--- Begin Data for this exercise ---

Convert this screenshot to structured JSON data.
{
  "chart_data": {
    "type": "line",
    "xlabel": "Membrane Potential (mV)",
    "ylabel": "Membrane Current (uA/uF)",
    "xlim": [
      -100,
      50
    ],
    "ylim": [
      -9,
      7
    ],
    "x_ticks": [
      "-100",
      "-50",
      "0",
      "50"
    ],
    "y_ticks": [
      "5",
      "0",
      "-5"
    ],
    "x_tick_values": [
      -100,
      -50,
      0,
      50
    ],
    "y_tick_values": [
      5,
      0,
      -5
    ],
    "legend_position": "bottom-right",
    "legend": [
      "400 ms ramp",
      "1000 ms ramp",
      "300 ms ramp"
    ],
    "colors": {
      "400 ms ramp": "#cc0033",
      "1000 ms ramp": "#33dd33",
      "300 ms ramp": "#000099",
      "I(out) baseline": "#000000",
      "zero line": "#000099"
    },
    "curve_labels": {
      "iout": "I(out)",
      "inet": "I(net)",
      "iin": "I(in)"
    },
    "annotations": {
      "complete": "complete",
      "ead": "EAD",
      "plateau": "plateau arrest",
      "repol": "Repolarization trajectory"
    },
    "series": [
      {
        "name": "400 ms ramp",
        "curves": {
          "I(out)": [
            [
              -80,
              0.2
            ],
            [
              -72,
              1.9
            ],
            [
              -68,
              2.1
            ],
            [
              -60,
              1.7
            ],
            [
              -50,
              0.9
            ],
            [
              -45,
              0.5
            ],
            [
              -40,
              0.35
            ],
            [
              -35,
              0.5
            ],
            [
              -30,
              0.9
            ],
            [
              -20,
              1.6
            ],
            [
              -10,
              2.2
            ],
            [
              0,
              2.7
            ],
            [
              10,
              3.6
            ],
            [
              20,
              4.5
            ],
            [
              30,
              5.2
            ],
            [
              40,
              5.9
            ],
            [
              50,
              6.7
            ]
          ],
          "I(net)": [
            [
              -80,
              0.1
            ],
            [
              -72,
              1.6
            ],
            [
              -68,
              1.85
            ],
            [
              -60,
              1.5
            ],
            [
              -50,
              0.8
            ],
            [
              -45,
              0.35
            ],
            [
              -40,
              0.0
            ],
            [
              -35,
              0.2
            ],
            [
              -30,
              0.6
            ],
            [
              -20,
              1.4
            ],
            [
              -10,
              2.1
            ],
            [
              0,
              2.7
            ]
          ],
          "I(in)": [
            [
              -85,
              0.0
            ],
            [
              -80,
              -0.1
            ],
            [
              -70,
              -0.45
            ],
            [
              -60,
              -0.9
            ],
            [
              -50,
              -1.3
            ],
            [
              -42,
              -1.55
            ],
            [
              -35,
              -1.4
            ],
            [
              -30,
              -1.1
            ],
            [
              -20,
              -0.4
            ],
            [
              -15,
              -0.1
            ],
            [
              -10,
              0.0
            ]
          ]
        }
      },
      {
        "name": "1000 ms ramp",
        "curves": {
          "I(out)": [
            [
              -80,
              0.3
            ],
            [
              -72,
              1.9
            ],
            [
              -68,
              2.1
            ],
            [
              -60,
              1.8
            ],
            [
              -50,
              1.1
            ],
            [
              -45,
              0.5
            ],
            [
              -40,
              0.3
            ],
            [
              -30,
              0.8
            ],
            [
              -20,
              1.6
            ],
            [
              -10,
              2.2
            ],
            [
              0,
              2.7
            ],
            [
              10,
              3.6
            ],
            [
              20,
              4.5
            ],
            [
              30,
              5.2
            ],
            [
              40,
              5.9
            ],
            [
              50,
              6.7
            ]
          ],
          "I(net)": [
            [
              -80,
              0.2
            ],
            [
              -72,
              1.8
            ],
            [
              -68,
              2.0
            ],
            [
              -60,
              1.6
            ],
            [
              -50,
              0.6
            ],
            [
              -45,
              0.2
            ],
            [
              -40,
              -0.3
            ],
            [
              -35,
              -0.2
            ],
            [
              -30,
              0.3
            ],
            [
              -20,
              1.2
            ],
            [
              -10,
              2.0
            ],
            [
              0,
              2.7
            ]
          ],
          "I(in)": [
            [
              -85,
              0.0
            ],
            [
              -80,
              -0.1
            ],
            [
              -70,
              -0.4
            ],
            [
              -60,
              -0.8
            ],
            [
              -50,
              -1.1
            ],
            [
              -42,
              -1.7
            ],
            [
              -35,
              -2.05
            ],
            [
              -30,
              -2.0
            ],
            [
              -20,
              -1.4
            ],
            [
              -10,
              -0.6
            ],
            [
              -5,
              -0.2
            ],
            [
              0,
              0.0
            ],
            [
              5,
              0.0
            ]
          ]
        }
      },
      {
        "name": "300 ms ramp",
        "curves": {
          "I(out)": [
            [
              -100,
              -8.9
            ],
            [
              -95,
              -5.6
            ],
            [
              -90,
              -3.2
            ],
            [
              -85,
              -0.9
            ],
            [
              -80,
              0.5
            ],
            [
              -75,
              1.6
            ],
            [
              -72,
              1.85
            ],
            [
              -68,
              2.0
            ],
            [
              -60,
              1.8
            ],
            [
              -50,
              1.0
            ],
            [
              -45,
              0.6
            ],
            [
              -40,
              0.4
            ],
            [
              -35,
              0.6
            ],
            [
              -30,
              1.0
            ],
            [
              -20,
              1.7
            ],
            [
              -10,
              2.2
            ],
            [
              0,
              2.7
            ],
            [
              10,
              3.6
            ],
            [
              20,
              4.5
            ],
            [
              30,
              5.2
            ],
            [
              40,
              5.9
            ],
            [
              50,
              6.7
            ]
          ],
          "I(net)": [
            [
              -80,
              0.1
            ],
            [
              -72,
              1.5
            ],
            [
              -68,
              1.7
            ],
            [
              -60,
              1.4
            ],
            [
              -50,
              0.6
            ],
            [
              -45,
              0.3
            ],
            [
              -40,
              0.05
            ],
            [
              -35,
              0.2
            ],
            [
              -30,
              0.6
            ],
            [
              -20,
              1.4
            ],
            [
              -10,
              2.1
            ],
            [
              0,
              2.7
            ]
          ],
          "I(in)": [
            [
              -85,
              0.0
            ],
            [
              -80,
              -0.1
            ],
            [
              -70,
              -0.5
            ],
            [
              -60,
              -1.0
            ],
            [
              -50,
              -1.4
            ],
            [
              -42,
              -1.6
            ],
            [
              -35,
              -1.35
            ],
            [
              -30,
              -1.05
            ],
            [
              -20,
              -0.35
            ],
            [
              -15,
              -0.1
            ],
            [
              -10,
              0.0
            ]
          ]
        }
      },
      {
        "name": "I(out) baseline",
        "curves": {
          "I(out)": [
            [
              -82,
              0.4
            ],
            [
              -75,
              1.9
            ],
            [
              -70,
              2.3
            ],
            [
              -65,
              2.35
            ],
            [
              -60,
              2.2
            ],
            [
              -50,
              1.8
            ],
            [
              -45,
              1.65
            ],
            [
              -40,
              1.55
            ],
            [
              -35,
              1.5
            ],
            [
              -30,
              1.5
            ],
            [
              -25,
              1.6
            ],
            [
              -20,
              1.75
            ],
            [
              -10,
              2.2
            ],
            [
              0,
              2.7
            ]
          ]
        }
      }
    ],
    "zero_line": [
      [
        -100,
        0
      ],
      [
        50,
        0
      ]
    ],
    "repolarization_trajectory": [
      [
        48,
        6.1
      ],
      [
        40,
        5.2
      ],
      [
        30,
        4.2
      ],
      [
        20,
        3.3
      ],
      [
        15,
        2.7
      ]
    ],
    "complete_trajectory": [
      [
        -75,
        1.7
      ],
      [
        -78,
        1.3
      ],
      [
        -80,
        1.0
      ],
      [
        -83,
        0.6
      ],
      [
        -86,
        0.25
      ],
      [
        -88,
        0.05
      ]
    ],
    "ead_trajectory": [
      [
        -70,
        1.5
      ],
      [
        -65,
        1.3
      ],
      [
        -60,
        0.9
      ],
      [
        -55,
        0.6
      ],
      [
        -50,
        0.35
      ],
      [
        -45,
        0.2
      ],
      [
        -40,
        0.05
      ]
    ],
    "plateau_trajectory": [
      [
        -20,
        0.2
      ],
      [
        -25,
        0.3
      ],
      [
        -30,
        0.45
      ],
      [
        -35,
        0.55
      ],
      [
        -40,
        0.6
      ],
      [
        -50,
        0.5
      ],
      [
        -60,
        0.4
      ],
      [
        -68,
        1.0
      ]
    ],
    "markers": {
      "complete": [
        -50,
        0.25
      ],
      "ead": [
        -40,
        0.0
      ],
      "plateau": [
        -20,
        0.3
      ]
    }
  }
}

--- End Data for this exercise ---

• Exercise directions:
Determine how many lines of the listing above hold the word "baseline". Report that number without anything else.

• Result of the task:
2